# WRITTEN TASK
Find and copy every line in the records that includes the string "tensión".

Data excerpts
■ ■ ■ ■ ■ ■ ■
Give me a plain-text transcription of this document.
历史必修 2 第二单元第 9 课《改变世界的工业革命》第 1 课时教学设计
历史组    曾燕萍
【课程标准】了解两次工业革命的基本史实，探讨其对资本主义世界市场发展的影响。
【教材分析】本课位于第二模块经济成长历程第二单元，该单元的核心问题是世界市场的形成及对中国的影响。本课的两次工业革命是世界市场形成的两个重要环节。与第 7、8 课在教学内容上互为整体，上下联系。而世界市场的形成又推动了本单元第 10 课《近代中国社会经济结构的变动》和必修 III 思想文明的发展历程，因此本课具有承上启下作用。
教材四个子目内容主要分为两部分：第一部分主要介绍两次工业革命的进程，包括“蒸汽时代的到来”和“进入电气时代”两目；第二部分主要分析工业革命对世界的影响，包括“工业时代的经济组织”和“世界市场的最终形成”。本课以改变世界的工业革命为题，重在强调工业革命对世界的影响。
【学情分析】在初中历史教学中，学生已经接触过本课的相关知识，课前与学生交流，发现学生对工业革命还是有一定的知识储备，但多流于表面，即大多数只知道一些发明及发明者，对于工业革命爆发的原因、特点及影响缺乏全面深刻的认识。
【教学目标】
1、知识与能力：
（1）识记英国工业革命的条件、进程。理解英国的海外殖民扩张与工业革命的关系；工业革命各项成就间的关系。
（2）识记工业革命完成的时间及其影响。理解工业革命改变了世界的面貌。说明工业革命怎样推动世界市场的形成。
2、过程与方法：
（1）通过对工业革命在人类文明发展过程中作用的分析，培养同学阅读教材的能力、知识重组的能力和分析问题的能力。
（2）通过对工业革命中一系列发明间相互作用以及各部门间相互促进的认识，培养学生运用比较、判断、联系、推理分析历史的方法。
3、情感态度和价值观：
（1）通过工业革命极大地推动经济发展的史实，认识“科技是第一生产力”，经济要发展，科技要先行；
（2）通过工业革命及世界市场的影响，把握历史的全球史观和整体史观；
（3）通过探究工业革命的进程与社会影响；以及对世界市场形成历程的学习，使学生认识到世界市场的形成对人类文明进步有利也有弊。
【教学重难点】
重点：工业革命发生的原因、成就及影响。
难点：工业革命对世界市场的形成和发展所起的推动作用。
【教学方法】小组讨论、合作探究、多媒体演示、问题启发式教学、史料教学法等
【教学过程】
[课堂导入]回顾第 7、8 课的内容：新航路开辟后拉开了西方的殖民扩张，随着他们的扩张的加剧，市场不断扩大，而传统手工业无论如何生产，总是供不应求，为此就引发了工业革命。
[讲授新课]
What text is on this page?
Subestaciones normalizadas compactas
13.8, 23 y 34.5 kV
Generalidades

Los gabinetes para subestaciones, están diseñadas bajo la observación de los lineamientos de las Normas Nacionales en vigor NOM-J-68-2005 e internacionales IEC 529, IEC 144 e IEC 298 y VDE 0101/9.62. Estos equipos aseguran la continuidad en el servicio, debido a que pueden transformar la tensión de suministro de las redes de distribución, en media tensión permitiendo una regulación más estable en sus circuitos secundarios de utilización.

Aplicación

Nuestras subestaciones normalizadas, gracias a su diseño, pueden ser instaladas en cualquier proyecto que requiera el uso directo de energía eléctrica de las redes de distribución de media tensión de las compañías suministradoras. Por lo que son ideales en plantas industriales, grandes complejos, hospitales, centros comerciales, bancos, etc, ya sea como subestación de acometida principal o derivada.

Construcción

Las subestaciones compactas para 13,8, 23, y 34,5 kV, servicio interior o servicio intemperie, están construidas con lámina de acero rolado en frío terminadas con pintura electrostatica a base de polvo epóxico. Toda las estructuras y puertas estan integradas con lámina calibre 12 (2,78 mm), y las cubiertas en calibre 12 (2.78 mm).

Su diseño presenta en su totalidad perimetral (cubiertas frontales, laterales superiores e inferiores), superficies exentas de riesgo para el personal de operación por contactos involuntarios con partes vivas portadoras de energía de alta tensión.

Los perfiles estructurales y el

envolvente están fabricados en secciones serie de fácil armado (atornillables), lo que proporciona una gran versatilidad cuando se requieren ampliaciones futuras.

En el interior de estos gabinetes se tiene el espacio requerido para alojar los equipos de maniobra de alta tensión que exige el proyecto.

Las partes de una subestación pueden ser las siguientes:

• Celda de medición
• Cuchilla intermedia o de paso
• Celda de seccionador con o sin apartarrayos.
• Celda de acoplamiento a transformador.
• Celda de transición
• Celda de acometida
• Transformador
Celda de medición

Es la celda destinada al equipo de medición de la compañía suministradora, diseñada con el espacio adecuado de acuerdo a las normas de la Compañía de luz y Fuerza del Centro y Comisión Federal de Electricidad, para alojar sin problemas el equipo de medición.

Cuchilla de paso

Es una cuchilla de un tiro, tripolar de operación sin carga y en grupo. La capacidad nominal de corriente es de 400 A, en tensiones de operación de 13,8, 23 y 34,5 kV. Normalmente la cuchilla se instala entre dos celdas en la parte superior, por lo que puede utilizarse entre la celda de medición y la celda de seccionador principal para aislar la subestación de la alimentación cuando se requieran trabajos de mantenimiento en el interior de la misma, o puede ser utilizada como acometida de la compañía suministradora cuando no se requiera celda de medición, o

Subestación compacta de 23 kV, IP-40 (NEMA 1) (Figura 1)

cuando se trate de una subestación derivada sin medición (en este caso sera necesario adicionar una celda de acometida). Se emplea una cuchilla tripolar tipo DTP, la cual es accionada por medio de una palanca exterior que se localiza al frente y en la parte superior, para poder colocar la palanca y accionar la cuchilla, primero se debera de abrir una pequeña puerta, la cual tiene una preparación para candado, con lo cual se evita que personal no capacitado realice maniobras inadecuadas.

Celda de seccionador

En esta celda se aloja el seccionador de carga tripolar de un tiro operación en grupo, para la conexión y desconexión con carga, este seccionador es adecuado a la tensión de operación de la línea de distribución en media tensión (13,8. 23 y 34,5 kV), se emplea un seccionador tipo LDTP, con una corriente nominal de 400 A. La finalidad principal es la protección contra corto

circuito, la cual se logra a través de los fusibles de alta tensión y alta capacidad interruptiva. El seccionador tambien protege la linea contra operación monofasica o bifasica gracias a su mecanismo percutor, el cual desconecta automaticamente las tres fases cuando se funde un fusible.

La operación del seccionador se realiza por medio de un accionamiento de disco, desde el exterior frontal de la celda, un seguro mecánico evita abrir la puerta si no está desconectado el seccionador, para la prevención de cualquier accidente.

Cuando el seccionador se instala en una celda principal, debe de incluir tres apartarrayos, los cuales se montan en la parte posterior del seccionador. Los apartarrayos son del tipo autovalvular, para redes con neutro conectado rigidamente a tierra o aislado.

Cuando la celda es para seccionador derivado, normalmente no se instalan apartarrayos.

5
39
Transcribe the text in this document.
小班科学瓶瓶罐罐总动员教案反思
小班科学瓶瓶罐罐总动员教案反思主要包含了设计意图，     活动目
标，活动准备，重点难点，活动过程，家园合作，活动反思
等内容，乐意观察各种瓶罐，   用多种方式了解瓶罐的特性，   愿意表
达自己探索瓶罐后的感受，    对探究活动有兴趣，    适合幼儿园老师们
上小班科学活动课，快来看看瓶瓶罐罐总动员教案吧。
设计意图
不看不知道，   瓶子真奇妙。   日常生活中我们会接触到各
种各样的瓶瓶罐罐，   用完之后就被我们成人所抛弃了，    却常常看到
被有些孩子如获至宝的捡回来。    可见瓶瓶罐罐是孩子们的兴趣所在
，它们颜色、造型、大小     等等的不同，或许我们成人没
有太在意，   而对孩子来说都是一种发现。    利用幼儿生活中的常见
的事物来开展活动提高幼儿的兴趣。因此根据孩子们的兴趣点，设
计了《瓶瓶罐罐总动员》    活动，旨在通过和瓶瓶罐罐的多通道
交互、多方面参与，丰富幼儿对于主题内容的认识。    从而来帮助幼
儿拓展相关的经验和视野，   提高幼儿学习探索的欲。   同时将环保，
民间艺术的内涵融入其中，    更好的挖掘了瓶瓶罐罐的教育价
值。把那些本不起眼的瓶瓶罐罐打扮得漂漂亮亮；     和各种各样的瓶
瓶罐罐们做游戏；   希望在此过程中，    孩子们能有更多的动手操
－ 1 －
■ ■ ■ ■ ■ ■ ■
# RESULT OF THE EXERCISE
Los gabinetes para subestaciones, están diseñadas bajo la observación de los lineamientos de las Normas Nacionales en vigor NOM-J-68-2005 e internacionales IEC 529, IEC 144 e IEC 298 y VDE 0101/9.62. Estos equipos aseguran la continuidad en el servicio, debido a que pueden transformar la tensión de suministro de las redes de distribución, en media tensión permitiendo una regulación más estable en sus circuitos secundarios de utilización.
Nuestras subestaciones normalizadas, gracias a su diseño, pueden ser instaladas en cualquier proyecto que requiera el uso directo de energía eléctrica de las redes de distribución de media tensión de las compañías suministradoras. Por lo que son ideales en plantas industriales, grandes complejos, hospitales, centros comerciales, bancos, etc, ya sea como subestación de acometida principal o derivada.
Su diseño presenta en su totalidad perimetral (cubiertas frontales, laterales superiores e inferiores), superficies exentas de riesgo para el personal de operación por contactos involuntarios con partes vivas portadoras de energía de alta tensión.
En el interior de estos gabinetes se tiene el espacio requerido para alojar los equipos de maniobra de alta tensión que exige el proyecto.
En esta celda se aloja el seccionador de carga tripolar de un tiro operación en grupo, para la conexión y desconexión con carga, este seccionador es adecuado a la tensión de operación de la línea de distribución en media tensión (13,8. 23 y 34,5 kV), se emplea un seccionador tipo LDTP, con una corriente nominal de 400 A. La finalidad principal es la protección contra corto
circuito, la cual se logra a través de los fusibles de alta tensión y alta capacidad interruptiva. El seccionador tambien protege la linea contra operación monofasica o bifasica gracias a su mecanismo percutor, el cual desconecta automaticamente las tres fases cuando se funde un fusible.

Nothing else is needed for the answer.